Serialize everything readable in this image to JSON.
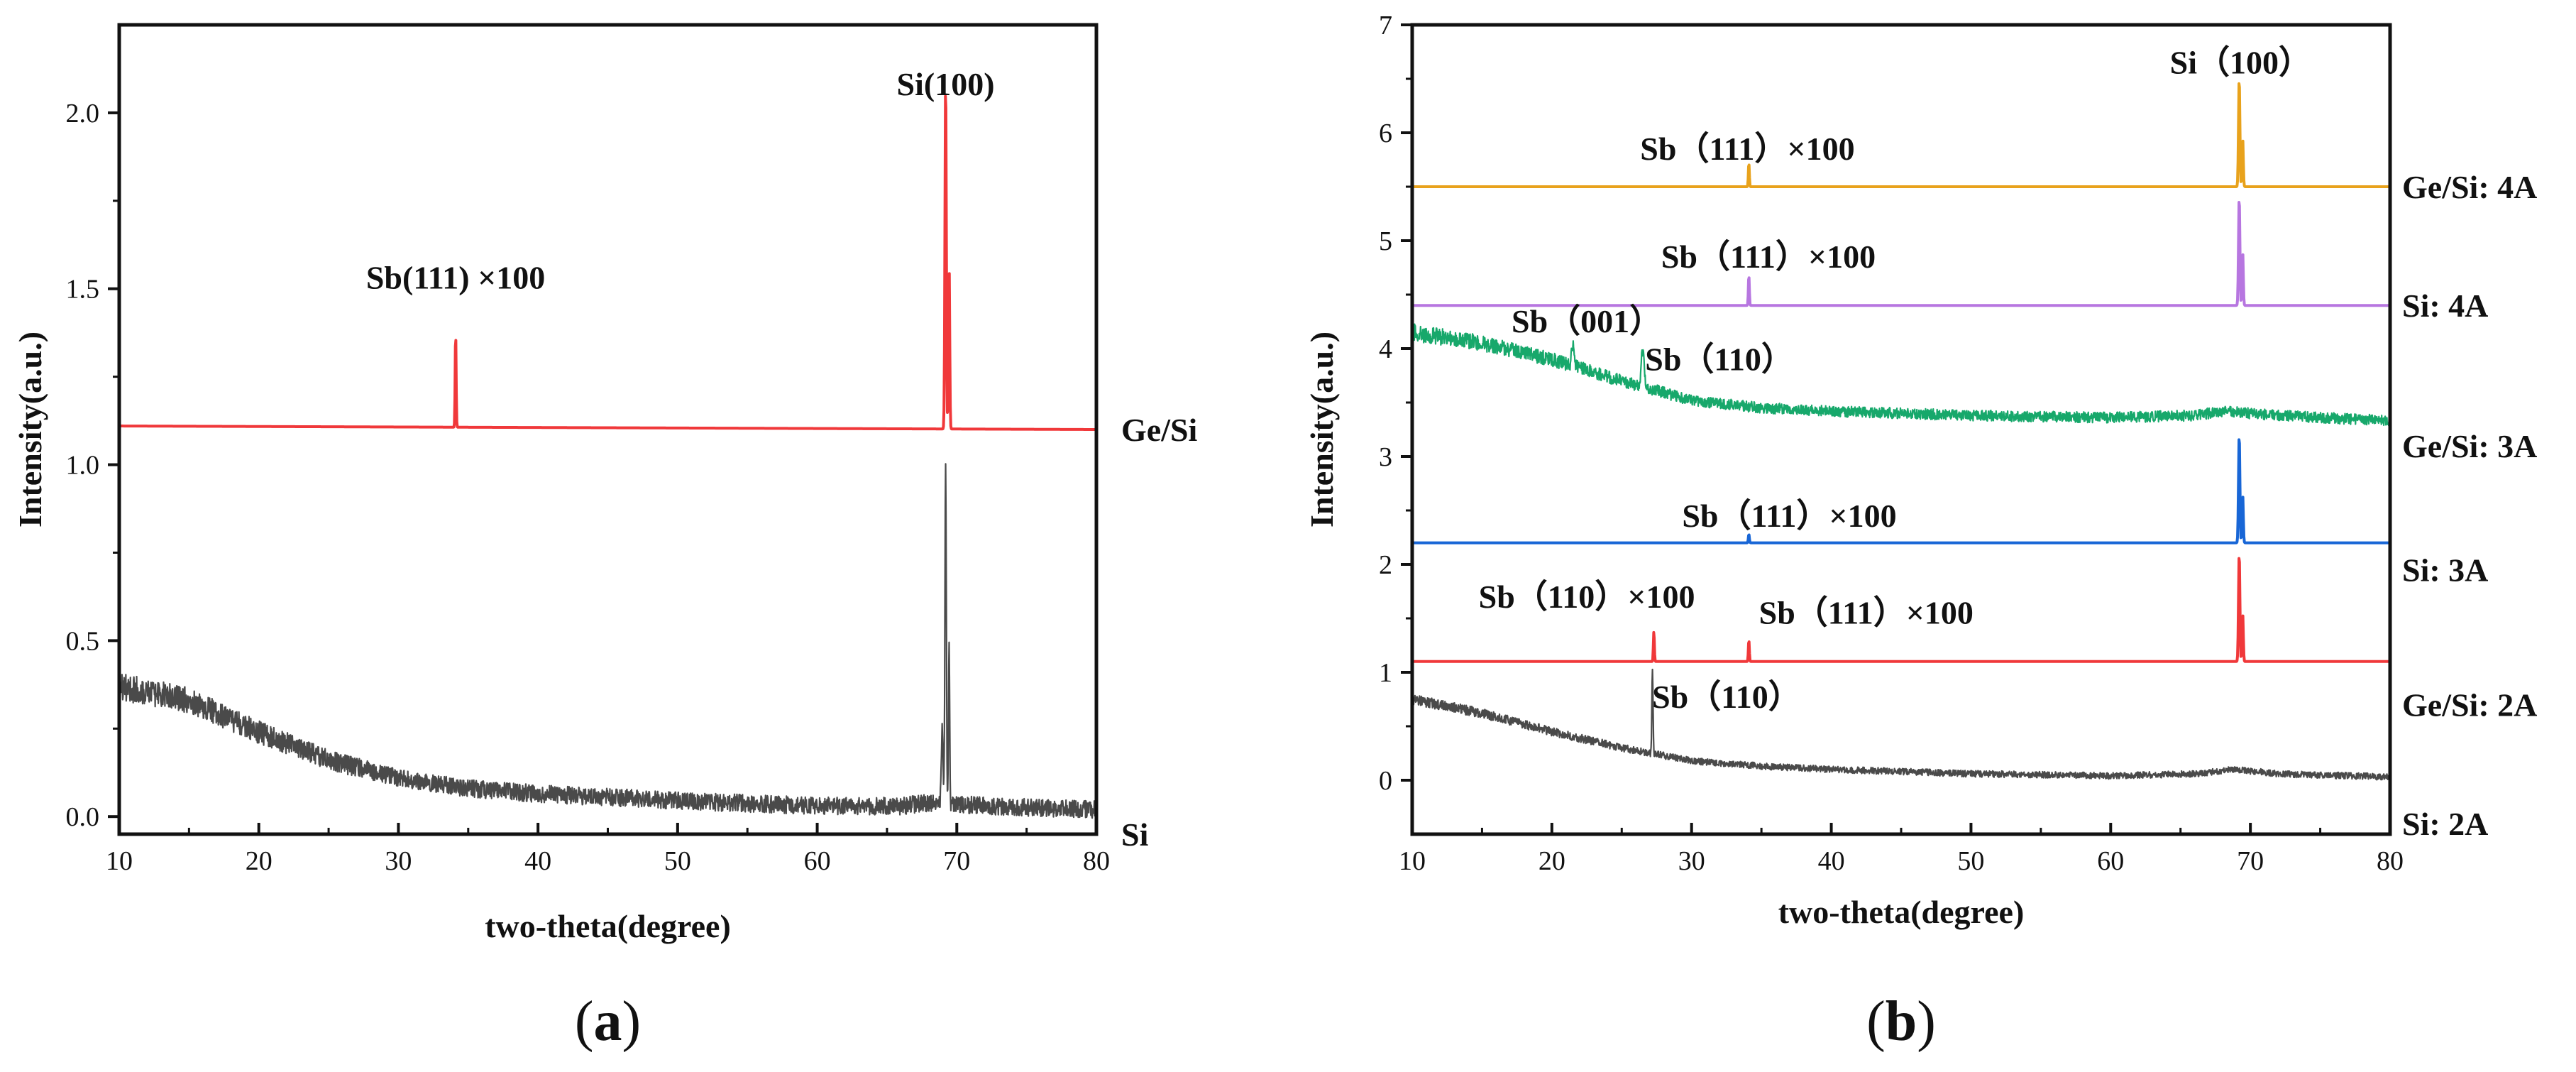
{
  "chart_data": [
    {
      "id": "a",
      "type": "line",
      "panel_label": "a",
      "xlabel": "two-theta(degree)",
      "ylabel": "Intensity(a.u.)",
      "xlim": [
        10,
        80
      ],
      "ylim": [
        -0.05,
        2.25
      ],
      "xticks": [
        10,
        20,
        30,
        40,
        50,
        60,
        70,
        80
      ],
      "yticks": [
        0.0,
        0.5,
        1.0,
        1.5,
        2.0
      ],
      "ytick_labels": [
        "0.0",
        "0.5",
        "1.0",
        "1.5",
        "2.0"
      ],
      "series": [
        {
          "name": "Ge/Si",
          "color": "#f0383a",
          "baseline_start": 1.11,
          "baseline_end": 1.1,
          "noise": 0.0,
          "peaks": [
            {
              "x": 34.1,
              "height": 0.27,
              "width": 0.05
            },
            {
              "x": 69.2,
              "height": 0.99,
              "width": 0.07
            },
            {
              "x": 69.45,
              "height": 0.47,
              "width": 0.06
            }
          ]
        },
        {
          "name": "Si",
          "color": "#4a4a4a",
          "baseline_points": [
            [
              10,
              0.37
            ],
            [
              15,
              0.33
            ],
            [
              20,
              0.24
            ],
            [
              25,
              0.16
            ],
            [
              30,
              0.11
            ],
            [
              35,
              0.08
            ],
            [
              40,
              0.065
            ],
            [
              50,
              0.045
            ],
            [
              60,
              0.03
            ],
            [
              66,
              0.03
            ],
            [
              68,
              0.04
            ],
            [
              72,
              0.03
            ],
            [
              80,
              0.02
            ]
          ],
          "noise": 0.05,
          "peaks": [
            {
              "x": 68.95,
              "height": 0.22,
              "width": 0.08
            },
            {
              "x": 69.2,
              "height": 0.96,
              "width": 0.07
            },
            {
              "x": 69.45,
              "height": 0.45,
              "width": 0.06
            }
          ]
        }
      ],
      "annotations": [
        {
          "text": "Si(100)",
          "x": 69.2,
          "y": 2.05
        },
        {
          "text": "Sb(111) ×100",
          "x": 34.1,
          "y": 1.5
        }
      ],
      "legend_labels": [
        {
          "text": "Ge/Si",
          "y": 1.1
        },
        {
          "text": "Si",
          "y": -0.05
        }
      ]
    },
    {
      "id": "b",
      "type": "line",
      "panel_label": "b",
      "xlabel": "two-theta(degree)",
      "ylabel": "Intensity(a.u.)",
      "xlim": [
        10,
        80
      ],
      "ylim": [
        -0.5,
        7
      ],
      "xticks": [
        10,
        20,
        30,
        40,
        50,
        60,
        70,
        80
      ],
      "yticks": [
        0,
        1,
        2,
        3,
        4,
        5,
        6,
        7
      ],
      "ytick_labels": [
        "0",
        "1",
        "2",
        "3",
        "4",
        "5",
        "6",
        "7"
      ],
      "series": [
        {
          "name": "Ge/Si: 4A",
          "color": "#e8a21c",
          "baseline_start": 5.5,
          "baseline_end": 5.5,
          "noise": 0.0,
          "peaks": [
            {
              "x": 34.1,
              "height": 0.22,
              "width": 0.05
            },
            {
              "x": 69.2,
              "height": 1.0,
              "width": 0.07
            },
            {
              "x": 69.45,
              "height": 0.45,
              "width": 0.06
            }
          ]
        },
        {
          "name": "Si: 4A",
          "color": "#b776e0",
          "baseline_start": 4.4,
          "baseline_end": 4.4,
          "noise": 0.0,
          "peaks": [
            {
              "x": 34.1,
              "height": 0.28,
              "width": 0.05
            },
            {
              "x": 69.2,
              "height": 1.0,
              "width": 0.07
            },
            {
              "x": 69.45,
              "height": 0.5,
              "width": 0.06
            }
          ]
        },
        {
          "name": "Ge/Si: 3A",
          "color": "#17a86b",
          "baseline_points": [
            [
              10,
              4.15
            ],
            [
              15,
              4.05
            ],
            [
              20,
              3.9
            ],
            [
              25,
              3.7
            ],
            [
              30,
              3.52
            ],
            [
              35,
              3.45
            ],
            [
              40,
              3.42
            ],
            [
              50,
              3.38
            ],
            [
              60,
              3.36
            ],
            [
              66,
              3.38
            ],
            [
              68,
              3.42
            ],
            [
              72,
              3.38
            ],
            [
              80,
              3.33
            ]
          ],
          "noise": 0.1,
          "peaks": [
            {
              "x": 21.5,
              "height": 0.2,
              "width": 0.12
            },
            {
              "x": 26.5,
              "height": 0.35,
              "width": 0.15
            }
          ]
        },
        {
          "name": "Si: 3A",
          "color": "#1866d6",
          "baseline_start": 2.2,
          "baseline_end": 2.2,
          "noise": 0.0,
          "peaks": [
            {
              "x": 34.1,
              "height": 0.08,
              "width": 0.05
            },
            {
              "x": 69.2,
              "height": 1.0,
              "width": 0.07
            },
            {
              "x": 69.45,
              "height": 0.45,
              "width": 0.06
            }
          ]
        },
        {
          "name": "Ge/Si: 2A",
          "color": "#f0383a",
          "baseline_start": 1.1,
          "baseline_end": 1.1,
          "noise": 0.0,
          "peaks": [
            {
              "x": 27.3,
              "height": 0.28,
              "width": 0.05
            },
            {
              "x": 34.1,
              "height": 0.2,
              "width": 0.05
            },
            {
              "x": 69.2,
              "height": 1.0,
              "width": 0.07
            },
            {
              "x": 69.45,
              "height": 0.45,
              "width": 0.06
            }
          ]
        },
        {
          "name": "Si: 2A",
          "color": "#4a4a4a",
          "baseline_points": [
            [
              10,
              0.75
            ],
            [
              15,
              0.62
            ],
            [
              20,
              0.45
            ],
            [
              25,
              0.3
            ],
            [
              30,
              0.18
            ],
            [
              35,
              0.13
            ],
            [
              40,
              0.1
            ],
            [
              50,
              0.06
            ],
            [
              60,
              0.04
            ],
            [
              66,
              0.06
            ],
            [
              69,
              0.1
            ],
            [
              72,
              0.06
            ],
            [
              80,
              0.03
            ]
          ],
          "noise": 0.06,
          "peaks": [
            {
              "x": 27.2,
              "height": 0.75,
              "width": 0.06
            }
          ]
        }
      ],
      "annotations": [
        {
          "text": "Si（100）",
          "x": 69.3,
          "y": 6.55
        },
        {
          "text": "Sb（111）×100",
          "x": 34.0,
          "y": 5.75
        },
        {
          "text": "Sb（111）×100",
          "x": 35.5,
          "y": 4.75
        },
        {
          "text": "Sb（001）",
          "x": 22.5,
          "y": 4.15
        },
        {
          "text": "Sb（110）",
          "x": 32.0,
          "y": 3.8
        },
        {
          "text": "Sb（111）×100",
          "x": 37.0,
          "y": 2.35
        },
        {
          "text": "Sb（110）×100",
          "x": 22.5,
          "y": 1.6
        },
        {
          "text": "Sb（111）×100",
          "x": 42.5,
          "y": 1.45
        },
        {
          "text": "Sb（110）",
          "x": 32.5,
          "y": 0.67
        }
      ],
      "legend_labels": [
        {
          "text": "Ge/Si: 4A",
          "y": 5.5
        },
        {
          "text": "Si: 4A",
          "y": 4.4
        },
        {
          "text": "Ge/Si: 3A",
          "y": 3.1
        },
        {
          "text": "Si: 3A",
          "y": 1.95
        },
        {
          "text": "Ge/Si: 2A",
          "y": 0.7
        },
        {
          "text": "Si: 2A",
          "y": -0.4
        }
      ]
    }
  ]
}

Directive — Reproduce the material in its entirety and word for word, without the pictures.

Written solution —
Serialize everything readable in this image to JSON.
{
  "chart_data": [
    {
      "id": "a",
      "type": "line",
      "panel_label": "a",
      "xlabel": "two-theta(degree)",
      "ylabel": "Intensity(a.u.)",
      "xlim": [
        10,
        80
      ],
      "ylim": [
        -0.05,
        2.25
      ],
      "xticks": [
        10,
        20,
        30,
        40,
        50,
        60,
        70,
        80
      ],
      "yticks": [
        0.0,
        0.5,
        1.0,
        1.5,
        2.0
      ],
      "ytick_labels": [
        "0.0",
        "0.5",
        "1.0",
        "1.5",
        "2.0"
      ],
      "series": [
        {
          "name": "Ge/Si",
          "color": "#f0383a",
          "baseline_start": 1.11,
          "baseline_end": 1.1,
          "noise": 0.0,
          "peaks": [
            {
              "x": 34.1,
              "height": 0.27,
              "width": 0.05
            },
            {
              "x": 69.2,
              "height": 0.99,
              "width": 0.07
            },
            {
              "x": 69.45,
              "height": 0.47,
              "width": 0.06
            }
          ]
        },
        {
          "name": "Si",
          "color": "#4a4a4a",
          "baseline_points": [
            [
              10,
              0.37
            ],
            [
              15,
              0.33
            ],
            [
              20,
              0.24
            ],
            [
              25,
              0.16
            ],
            [
              30,
              0.11
            ],
            [
              35,
              0.08
            ],
            [
              40,
              0.065
            ],
            [
              50,
              0.045
            ],
            [
              60,
              0.03
            ],
            [
              66,
              0.03
            ],
            [
              68,
              0.04
            ],
            [
              72,
              0.03
            ],
            [
              80,
              0.02
            ]
          ],
          "noise": 0.05,
          "peaks": [
            {
              "x": 68.95,
              "height": 0.22,
              "width": 0.08
            },
            {
              "x": 69.2,
              "height": 0.96,
              "width": 0.07
            },
            {
              "x": 69.45,
              "height": 0.45,
              "width": 0.06
            }
          ]
        }
      ],
      "annotations": [
        {
          "text": "Si(100)",
          "x": 69.2,
          "y": 2.05
        },
        {
          "text": "Sb(111) ×100",
          "x": 34.1,
          "y": 1.5
        }
      ],
      "legend_labels": [
        {
          "text": "Ge/Si",
          "y": 1.1
        },
        {
          "text": "Si",
          "y": -0.05
        }
      ]
    },
    {
      "id": "b",
      "type": "line",
      "panel_label": "b",
      "xlabel": "two-theta(degree)",
      "ylabel": "Intensity(a.u.)",
      "xlim": [
        10,
        80
      ],
      "ylim": [
        -0.5,
        7
      ],
      "xticks": [
        10,
        20,
        30,
        40,
        50,
        60,
        70,
        80
      ],
      "yticks": [
        0,
        1,
        2,
        3,
        4,
        5,
        6,
        7
      ],
      "ytick_labels": [
        "0",
        "1",
        "2",
        "3",
        "4",
        "5",
        "6",
        "7"
      ],
      "series": [
        {
          "name": "Ge/Si: 4A",
          "color": "#e8a21c",
          "baseline_start": 5.5,
          "baseline_end": 5.5,
          "noise": 0.0,
          "peaks": [
            {
              "x": 34.1,
              "height": 0.22,
              "width": 0.05
            },
            {
              "x": 69.2,
              "height": 1.0,
              "width": 0.07
            },
            {
              "x": 69.45,
              "height": 0.45,
              "width": 0.06
            }
          ]
        },
        {
          "name": "Si: 4A",
          "color": "#b776e0",
          "baseline_start": 4.4,
          "baseline_end": 4.4,
          "noise": 0.0,
          "peaks": [
            {
              "x": 34.1,
              "height": 0.28,
              "width": 0.05
            },
            {
              "x": 69.2,
              "height": 1.0,
              "width": 0.07
            },
            {
              "x": 69.45,
              "height": 0.5,
              "width": 0.06
            }
          ]
        },
        {
          "name": "Ge/Si: 3A",
          "color": "#17a86b",
          "baseline_points": [
            [
              10,
              4.15
            ],
            [
              15,
              4.05
            ],
            [
              20,
              3.9
            ],
            [
              25,
              3.7
            ],
            [
              30,
              3.52
            ],
            [
              35,
              3.45
            ],
            [
              40,
              3.42
            ],
            [
              50,
              3.38
            ],
            [
              60,
              3.36
            ],
            [
              66,
              3.38
            ],
            [
              68,
              3.42
            ],
            [
              72,
              3.38
            ],
            [
              80,
              3.33
            ]
          ],
          "noise": 0.1,
          "peaks": [
            {
              "x": 21.5,
              "height": 0.2,
              "width": 0.12
            },
            {
              "x": 26.5,
              "height": 0.35,
              "width": 0.15
            }
          ]
        },
        {
          "name": "Si: 3A",
          "color": "#1866d6",
          "baseline_start": 2.2,
          "baseline_end": 2.2,
          "noise": 0.0,
          "peaks": [
            {
              "x": 34.1,
              "height": 0.08,
              "width": 0.05
            },
            {
              "x": 69.2,
              "height": 1.0,
              "width": 0.07
            },
            {
              "x": 69.45,
              "height": 0.45,
              "width": 0.06
            }
          ]
        },
        {
          "name": "Ge/Si: 2A",
          "color": "#f0383a",
          "baseline_start": 1.1,
          "baseline_end": 1.1,
          "noise": 0.0,
          "peaks": [
            {
              "x": 27.3,
              "height": 0.28,
              "width": 0.05
            },
            {
              "x": 34.1,
              "height": 0.2,
              "width": 0.05
            },
            {
              "x": 69.2,
              "height": 1.0,
              "width": 0.07
            },
            {
              "x": 69.45,
              "height": 0.45,
              "width": 0.06
            }
          ]
        },
        {
          "name": "Si: 2A",
          "color": "#4a4a4a",
          "baseline_points": [
            [
              10,
              0.75
            ],
            [
              15,
              0.62
            ],
            [
              20,
              0.45
            ],
            [
              25,
              0.3
            ],
            [
              30,
              0.18
            ],
            [
              35,
              0.13
            ],
            [
              40,
              0.1
            ],
            [
              50,
              0.06
            ],
            [
              60,
              0.04
            ],
            [
              66,
              0.06
            ],
            [
              69,
              0.1
            ],
            [
              72,
              0.06
            ],
            [
              80,
              0.03
            ]
          ],
          "noise": 0.06,
          "peaks": [
            {
              "x": 27.2,
              "height": 0.75,
              "width": 0.06
            }
          ]
        }
      ],
      "annotations": [
        {
          "text": "Si（100）",
          "x": 69.3,
          "y": 6.55
        },
        {
          "text": "Sb（111）×100",
          "x": 34.0,
          "y": 5.75
        },
        {
          "text": "Sb（111）×100",
          "x": 35.5,
          "y": 4.75
        },
        {
          "text": "Sb（001）",
          "x": 22.5,
          "y": 4.15
        },
        {
          "text": "Sb（110）",
          "x": 32.0,
          "y": 3.8
        },
        {
          "text": "Sb（111）×100",
          "x": 37.0,
          "y": 2.35
        },
        {
          "text": "Sb（110）×100",
          "x": 22.5,
          "y": 1.6
        },
        {
          "text": "Sb（111）×100",
          "x": 42.5,
          "y": 1.45
        },
        {
          "text": "Sb（110）",
          "x": 32.5,
          "y": 0.67
        }
      ],
      "legend_labels": [
        {
          "text": "Ge/Si: 4A",
          "y": 5.5
        },
        {
          "text": "Si: 4A",
          "y": 4.4
        },
        {
          "text": "Ge/Si: 3A",
          "y": 3.1
        },
        {
          "text": "Si: 3A",
          "y": 1.95
        },
        {
          "text": "Ge/Si: 2A",
          "y": 0.7
        },
        {
          "text": "Si: 2A",
          "y": -0.4
        }
      ]
    }
  ]
}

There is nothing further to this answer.